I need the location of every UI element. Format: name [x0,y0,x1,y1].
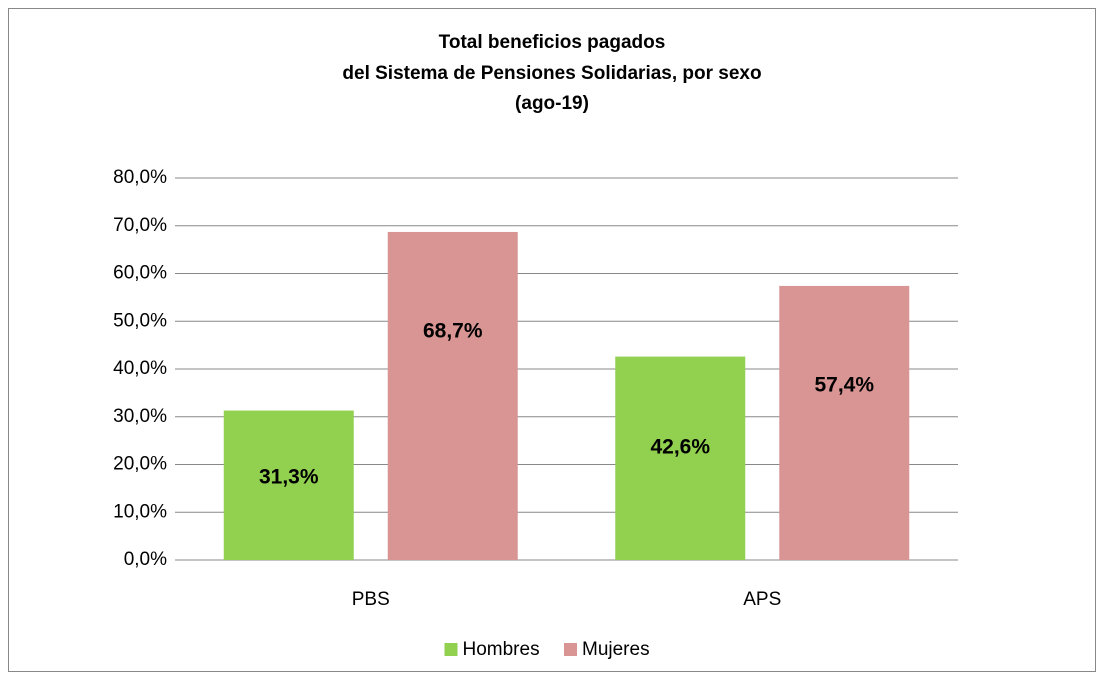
bar [387,231,518,560]
bar [779,285,910,560]
legend-swatch [564,643,577,656]
bar [223,410,354,560]
y-tick-label: 70,0% [113,215,167,236]
legend-swatch [444,643,458,656]
bar [615,356,746,560]
value-label: 57,4% [814,373,874,396]
legend-label: Mujeres [582,639,650,660]
x-tick-label: APS [743,589,781,610]
y-tick-label: 0,0% [124,549,167,570]
y-tick-label: 10,0% [113,501,167,522]
y-tick-label: 50,0% [113,310,167,331]
y-tick-label: 80,0% [113,167,167,188]
y-tick-label: 30,0% [113,406,167,427]
value-label: 31,3% [259,465,319,488]
y-tick-label: 20,0% [113,454,167,475]
chart-frame [8,8,1096,672]
chart-title: (ago-19) [515,93,589,114]
legend-label: Hombres [463,639,540,660]
value-label: 68,7% [423,320,483,343]
chart-title: del Sistema de Pensiones Solidarias, por… [342,63,761,84]
chart-title: Total beneficios pagados [439,32,666,53]
value-label: 42,6% [650,436,710,459]
y-tick-label: 60,0% [113,263,167,284]
y-tick-label: 40,0% [113,358,167,379]
x-tick-label: PBS [352,589,390,610]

▸ **Short task**:
Repeat all the rows above line for line, leaving out the picture.

▸ **Written response**:
I need the location of every UI element. Format: name [x0,y0,x1,y1].
bar [387,231,518,560]
bar [779,285,910,560]
legend-swatch [564,643,577,656]
bar [223,410,354,560]
y-tick-label: 70,0% [113,215,167,236]
legend-swatch [444,643,458,656]
bar [615,356,746,560]
value-label: 57,4% [814,373,874,396]
legend-label: Mujeres [582,639,650,660]
x-tick-label: APS [743,589,781,610]
y-tick-label: 0,0% [124,549,167,570]
y-tick-label: 10,0% [113,501,167,522]
y-tick-label: 50,0% [113,310,167,331]
y-tick-label: 80,0% [113,167,167,188]
y-tick-label: 30,0% [113,406,167,427]
value-label: 31,3% [259,465,319,488]
y-tick-label: 20,0% [113,454,167,475]
chart-frame [8,8,1096,672]
chart-title: (ago-19) [515,93,589,114]
legend-label: Hombres [463,639,540,660]
value-label: 68,7% [423,320,483,343]
chart-title: del Sistema de Pensiones Solidarias, por… [342,63,761,84]
chart-title: Total beneficios pagados [439,32,666,53]
value-label: 42,6% [650,436,710,459]
y-tick-label: 60,0% [113,263,167,284]
y-tick-label: 40,0% [113,358,167,379]
x-tick-label: PBS [352,589,390,610]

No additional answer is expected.